What is required — What lines of the data hold the string "NOAA"? Pull each one out.

[Entries with figure data]
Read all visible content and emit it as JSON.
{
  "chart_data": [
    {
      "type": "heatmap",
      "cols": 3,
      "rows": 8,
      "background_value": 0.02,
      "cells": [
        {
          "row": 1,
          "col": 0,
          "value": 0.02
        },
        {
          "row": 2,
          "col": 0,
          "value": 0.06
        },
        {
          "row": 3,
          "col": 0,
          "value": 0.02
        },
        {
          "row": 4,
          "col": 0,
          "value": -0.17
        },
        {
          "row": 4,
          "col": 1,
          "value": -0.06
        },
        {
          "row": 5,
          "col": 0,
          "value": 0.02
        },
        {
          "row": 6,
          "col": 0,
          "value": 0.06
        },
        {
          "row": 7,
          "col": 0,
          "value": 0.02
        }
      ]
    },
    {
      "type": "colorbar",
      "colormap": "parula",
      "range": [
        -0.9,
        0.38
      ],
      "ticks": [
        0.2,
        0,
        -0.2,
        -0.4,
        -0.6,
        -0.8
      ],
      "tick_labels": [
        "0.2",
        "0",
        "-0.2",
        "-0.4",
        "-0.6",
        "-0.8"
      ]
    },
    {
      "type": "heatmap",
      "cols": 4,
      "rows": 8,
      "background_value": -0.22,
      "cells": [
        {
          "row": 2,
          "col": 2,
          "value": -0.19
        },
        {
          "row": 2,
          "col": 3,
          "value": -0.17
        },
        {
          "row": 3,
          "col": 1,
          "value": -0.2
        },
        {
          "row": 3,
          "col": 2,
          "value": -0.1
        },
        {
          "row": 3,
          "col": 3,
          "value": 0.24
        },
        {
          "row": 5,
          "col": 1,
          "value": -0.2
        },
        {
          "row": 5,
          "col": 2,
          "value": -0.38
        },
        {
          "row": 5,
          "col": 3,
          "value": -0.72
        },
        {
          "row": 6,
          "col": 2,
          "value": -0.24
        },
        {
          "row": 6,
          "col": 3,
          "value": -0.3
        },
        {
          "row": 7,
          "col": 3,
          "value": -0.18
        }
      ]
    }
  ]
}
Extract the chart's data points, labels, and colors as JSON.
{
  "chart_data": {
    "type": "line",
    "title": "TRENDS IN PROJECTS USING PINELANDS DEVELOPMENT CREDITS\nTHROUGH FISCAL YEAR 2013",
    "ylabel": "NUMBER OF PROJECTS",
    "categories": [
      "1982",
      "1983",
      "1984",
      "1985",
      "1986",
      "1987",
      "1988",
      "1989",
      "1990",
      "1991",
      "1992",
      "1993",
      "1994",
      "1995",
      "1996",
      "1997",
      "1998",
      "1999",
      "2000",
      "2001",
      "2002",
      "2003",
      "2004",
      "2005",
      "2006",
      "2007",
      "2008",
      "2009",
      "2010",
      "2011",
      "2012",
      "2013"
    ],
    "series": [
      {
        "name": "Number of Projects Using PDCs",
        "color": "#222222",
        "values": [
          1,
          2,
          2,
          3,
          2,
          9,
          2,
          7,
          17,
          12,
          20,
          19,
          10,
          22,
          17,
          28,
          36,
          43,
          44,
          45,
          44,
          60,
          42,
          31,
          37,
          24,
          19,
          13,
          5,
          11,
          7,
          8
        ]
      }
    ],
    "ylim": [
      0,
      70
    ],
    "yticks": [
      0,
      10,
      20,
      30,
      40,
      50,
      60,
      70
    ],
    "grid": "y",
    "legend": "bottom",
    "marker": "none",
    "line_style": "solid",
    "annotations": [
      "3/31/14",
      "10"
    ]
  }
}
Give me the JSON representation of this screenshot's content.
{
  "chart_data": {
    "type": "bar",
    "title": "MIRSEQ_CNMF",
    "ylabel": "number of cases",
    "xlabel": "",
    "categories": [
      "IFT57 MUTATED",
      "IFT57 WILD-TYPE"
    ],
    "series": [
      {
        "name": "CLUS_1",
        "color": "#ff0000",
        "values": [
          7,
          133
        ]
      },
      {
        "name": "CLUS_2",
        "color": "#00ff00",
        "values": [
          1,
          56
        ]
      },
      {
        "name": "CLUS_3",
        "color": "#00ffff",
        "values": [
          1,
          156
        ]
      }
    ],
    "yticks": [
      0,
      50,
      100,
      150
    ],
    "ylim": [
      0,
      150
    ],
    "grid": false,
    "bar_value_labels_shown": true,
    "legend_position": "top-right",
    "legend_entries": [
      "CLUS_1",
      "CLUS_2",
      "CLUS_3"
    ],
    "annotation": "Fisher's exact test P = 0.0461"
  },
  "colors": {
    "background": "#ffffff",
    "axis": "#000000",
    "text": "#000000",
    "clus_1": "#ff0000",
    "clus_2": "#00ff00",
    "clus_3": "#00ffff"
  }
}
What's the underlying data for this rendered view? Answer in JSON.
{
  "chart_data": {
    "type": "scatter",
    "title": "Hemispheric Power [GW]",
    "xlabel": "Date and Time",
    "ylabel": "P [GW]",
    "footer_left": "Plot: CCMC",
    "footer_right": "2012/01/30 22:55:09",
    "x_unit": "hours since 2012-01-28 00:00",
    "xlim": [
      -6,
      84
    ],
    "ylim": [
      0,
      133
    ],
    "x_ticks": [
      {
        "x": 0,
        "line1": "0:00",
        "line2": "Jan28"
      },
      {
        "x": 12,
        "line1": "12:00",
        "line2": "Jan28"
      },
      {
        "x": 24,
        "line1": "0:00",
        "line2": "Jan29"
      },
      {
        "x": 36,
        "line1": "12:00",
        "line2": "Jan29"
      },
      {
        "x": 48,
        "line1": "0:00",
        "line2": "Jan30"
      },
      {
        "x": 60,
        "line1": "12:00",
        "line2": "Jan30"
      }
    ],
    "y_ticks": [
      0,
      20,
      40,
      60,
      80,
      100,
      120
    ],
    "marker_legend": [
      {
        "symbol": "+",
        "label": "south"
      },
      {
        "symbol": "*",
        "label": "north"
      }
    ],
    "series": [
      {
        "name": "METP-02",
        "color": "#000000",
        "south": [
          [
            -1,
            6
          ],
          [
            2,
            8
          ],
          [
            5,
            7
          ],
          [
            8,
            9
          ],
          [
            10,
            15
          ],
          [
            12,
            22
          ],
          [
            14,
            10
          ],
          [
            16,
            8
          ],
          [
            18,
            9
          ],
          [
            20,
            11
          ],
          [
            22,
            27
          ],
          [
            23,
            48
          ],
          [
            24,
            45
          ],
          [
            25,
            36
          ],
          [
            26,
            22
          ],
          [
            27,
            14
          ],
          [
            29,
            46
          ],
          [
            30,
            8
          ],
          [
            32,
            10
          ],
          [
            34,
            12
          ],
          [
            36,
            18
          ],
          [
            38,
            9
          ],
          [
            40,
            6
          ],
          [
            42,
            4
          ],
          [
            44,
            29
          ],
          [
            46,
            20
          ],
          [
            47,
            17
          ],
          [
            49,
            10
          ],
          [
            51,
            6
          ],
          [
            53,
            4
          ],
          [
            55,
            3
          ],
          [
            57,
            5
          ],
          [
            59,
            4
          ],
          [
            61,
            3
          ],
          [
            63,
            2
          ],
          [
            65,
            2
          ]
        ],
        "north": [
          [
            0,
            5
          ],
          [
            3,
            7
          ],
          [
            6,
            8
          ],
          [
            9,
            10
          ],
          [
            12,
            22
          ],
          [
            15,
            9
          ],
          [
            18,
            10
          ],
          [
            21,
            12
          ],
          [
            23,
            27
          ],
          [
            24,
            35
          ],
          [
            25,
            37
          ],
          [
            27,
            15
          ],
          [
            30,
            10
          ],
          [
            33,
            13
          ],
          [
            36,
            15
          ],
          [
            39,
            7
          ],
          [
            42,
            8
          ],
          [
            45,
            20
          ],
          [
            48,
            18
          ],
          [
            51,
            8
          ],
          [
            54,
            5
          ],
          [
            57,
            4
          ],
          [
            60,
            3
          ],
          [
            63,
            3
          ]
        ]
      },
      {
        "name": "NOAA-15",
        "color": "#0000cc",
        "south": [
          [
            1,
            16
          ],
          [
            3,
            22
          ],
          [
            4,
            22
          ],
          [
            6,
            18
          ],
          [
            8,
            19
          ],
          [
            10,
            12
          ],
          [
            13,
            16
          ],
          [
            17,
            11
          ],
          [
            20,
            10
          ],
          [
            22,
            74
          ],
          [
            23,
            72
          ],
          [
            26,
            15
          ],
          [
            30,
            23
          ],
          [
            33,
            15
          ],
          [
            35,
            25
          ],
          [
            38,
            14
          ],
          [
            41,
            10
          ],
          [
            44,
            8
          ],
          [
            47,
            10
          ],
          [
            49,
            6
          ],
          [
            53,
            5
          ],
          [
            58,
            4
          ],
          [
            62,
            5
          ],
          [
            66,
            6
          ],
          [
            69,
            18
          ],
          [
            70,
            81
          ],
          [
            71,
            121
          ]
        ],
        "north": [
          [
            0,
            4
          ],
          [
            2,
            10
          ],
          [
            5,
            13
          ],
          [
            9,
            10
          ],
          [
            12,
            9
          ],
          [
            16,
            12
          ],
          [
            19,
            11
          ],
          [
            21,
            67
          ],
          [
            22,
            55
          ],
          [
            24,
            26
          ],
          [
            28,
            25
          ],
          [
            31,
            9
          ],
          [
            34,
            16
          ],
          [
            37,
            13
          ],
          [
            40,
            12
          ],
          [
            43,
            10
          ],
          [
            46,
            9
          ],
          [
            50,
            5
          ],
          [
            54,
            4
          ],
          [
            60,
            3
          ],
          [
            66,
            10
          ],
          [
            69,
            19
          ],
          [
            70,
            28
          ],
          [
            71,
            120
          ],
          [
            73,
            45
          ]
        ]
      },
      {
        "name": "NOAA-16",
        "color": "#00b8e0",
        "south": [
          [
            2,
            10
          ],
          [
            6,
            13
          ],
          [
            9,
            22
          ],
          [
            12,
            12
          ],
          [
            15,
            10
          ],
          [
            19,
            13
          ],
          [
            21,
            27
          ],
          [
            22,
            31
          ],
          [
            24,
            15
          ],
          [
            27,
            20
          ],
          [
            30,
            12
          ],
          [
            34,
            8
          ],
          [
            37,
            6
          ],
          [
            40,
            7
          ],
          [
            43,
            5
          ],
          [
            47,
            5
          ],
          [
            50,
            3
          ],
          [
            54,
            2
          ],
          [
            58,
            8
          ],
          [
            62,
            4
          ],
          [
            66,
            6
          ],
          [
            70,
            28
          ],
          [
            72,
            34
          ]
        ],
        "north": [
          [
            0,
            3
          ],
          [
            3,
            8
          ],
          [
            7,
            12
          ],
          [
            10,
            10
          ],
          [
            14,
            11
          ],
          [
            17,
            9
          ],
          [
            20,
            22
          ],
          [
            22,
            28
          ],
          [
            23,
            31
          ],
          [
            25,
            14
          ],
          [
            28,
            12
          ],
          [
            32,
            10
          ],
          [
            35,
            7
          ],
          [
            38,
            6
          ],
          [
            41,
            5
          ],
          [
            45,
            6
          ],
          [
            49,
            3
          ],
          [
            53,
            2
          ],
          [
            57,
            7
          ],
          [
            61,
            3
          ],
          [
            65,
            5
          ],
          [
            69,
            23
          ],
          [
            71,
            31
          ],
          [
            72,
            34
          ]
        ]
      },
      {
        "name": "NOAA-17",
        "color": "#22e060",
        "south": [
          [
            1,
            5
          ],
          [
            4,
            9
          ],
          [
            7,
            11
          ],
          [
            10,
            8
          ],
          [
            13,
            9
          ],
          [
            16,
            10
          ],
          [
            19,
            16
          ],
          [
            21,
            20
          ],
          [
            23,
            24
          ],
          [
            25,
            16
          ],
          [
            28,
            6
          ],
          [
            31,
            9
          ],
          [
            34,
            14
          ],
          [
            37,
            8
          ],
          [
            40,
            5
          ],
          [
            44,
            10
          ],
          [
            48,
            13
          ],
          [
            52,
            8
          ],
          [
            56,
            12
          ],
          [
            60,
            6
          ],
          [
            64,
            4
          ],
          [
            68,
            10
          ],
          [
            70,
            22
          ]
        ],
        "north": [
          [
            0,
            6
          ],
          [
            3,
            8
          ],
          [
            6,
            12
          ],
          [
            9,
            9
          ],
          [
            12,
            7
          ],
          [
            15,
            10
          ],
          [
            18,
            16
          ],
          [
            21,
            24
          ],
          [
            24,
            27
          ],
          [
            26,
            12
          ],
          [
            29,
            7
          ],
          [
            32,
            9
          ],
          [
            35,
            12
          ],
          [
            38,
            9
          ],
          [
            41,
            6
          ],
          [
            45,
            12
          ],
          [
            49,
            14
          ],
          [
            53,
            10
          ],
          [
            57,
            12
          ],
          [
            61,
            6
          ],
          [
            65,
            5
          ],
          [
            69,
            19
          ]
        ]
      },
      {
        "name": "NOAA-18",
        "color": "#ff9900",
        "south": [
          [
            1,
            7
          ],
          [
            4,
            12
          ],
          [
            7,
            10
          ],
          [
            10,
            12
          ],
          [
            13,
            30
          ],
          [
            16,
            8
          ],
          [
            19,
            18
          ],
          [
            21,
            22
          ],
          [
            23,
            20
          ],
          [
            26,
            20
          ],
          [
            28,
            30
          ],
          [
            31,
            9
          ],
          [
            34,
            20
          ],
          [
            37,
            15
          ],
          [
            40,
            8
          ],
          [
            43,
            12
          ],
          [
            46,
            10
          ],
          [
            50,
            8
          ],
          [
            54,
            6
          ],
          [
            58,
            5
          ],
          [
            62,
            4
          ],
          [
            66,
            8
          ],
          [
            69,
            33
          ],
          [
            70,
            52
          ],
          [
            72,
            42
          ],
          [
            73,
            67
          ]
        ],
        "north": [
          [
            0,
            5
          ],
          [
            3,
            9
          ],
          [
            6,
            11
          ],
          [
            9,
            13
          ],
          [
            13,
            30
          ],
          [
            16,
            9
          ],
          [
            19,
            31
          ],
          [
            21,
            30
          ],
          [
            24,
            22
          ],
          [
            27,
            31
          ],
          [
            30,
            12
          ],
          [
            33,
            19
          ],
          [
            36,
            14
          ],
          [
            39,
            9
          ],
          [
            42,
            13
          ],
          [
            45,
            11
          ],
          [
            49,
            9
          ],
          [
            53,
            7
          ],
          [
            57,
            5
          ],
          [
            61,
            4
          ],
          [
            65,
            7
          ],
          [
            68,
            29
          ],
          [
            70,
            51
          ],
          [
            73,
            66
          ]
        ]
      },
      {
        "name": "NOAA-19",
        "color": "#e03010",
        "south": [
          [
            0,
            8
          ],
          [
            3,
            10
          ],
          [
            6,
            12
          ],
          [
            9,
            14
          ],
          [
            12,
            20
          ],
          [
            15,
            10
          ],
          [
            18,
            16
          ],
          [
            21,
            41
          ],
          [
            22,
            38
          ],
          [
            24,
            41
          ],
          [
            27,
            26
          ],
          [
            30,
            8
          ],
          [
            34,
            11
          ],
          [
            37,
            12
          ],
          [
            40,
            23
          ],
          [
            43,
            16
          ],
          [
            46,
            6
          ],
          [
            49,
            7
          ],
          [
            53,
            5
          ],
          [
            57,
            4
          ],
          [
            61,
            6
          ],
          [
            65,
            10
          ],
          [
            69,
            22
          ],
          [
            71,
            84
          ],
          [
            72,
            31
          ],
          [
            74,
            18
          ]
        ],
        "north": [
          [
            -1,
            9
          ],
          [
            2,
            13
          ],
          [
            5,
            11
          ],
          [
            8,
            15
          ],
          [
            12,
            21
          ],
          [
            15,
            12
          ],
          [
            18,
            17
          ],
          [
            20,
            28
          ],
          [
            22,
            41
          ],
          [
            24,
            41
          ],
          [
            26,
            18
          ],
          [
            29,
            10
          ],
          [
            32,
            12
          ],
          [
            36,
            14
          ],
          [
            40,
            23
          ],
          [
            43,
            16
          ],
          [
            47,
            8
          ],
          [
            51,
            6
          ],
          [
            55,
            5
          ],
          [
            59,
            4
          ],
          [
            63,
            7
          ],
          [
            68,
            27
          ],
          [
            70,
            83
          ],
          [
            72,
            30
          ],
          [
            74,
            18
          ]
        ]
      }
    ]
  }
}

Response below —
        "name": "NOAA-15",
        "name": "NOAA-16",
        "name": "NOAA-17",
        "name": "NOAA-18",
        "name": "NOAA-19",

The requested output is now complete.